● **DATASET ENTRIES**
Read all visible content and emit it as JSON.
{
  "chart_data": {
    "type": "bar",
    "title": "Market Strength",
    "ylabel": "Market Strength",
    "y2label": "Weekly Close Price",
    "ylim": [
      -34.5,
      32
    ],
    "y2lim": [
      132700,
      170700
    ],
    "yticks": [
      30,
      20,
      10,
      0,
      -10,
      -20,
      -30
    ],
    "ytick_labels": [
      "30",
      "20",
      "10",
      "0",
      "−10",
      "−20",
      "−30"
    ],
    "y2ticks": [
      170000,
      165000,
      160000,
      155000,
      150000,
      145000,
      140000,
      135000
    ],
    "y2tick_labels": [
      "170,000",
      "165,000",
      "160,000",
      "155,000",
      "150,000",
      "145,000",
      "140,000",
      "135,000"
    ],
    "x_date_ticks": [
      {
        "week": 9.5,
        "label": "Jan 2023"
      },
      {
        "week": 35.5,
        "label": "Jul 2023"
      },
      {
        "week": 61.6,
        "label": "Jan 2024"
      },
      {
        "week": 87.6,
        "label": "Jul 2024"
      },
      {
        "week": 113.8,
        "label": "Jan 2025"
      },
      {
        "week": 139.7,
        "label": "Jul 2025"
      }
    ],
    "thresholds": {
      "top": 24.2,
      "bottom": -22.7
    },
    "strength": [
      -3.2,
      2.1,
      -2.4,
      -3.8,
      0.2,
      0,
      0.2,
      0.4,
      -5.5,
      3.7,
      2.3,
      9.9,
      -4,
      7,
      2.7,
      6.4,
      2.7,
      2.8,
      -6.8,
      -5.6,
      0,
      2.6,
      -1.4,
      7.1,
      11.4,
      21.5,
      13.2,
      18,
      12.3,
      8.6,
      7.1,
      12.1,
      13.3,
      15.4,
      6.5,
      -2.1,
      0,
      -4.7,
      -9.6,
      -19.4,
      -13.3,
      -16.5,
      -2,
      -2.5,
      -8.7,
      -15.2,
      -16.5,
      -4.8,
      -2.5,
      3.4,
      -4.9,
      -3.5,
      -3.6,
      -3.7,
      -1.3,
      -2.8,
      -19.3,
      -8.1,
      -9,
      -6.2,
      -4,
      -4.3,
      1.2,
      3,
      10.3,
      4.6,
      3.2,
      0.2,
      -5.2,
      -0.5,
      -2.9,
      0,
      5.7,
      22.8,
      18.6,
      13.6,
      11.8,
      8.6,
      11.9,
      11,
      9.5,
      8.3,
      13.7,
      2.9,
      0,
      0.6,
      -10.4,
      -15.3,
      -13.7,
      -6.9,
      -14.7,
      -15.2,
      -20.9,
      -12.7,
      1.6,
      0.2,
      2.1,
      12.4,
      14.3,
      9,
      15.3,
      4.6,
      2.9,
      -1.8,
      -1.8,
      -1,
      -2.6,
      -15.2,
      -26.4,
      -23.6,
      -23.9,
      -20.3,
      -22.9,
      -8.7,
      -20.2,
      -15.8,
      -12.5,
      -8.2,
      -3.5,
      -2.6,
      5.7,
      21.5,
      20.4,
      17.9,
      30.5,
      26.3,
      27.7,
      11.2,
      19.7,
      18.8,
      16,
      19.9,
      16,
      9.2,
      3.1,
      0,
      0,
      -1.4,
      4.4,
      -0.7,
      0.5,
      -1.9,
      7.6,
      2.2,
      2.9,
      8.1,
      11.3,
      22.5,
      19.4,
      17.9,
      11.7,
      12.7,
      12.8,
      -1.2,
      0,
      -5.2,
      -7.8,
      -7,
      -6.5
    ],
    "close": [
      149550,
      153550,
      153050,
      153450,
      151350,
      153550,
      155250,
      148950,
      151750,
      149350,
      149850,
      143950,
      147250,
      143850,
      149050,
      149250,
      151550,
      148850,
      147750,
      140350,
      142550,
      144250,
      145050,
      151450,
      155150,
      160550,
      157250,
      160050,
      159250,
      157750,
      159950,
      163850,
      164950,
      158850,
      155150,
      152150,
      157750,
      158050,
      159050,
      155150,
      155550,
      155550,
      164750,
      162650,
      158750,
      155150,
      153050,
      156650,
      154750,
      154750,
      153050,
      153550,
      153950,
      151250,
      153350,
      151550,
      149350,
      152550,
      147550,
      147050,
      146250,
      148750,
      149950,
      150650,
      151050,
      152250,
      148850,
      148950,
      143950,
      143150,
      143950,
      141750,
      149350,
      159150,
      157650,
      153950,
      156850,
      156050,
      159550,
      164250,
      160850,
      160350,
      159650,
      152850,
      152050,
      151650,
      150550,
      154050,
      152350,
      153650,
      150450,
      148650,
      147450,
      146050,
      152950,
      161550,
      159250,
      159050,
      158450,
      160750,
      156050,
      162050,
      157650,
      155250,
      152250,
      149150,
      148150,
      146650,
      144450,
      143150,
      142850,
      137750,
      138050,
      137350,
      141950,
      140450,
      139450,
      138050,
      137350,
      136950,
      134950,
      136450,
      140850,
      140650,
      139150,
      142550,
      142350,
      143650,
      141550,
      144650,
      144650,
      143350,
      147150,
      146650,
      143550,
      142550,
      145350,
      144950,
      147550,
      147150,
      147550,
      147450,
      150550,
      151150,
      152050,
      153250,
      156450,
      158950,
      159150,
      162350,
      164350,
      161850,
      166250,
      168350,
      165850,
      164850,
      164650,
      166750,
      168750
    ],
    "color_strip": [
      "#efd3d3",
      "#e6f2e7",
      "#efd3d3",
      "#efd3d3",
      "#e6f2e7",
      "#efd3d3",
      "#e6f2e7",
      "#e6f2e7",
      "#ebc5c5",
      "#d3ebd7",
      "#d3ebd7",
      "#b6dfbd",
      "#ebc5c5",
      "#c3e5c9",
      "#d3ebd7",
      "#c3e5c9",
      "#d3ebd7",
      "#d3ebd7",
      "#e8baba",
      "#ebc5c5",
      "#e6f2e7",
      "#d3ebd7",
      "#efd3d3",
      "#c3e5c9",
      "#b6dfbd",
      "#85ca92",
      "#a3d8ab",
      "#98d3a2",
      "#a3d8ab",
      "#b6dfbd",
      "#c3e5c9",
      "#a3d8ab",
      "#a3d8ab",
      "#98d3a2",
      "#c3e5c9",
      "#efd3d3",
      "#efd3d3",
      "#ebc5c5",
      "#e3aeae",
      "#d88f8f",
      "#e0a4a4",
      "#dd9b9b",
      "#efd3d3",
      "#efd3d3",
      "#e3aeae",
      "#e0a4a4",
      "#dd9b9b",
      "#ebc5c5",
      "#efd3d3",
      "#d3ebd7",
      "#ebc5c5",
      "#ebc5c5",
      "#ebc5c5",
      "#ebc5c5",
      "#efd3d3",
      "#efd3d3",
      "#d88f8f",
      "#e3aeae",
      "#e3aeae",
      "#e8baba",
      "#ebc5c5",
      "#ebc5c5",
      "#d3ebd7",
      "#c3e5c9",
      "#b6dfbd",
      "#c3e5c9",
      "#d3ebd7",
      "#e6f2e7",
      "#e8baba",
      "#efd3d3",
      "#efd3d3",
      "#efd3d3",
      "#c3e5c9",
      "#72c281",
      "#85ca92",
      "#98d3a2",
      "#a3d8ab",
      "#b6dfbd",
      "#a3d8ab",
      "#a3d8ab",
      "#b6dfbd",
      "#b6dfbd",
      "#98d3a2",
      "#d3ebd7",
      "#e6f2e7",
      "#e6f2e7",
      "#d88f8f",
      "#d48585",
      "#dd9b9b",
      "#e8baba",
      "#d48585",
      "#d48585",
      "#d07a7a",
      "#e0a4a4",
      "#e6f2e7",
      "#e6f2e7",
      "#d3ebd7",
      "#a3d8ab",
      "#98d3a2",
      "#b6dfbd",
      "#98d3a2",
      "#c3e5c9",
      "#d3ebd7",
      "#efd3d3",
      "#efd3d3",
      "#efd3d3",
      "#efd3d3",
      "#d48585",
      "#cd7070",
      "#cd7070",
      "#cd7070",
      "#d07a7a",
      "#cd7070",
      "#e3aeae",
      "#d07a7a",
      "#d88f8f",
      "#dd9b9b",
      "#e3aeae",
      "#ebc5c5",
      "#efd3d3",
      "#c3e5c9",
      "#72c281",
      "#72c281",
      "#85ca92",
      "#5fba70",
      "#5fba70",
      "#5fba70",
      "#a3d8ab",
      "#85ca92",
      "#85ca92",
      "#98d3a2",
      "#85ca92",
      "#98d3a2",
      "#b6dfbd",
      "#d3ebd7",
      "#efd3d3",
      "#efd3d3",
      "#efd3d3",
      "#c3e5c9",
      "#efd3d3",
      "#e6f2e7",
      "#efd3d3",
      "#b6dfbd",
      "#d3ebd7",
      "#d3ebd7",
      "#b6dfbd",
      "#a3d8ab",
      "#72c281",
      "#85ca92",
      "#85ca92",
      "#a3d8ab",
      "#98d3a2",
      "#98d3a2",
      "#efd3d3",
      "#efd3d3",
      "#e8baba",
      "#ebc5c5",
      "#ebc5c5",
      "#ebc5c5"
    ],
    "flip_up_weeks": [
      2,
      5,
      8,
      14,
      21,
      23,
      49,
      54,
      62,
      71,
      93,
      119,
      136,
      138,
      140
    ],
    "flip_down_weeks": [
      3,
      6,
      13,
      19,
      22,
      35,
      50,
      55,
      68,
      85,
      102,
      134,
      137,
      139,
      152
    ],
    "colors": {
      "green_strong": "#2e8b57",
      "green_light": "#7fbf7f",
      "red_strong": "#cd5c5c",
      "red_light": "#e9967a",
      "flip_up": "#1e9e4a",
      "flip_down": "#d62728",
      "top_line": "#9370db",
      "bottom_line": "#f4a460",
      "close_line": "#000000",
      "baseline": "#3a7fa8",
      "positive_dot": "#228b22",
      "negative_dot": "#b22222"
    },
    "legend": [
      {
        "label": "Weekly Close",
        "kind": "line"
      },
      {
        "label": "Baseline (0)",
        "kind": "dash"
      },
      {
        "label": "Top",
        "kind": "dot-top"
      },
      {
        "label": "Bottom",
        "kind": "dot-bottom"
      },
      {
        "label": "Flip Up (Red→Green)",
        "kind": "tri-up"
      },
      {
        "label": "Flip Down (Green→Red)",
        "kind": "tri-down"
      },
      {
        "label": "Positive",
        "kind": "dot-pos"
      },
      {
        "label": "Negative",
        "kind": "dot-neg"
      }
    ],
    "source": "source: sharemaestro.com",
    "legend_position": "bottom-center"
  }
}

● **WHAT YOU ARE ASKED TO DO**
From the records above, copy every line that holds the word "Market".

● **EXERCISE RESULT**
    "title": "Market Strength",
    "ylabel": "Market Strength",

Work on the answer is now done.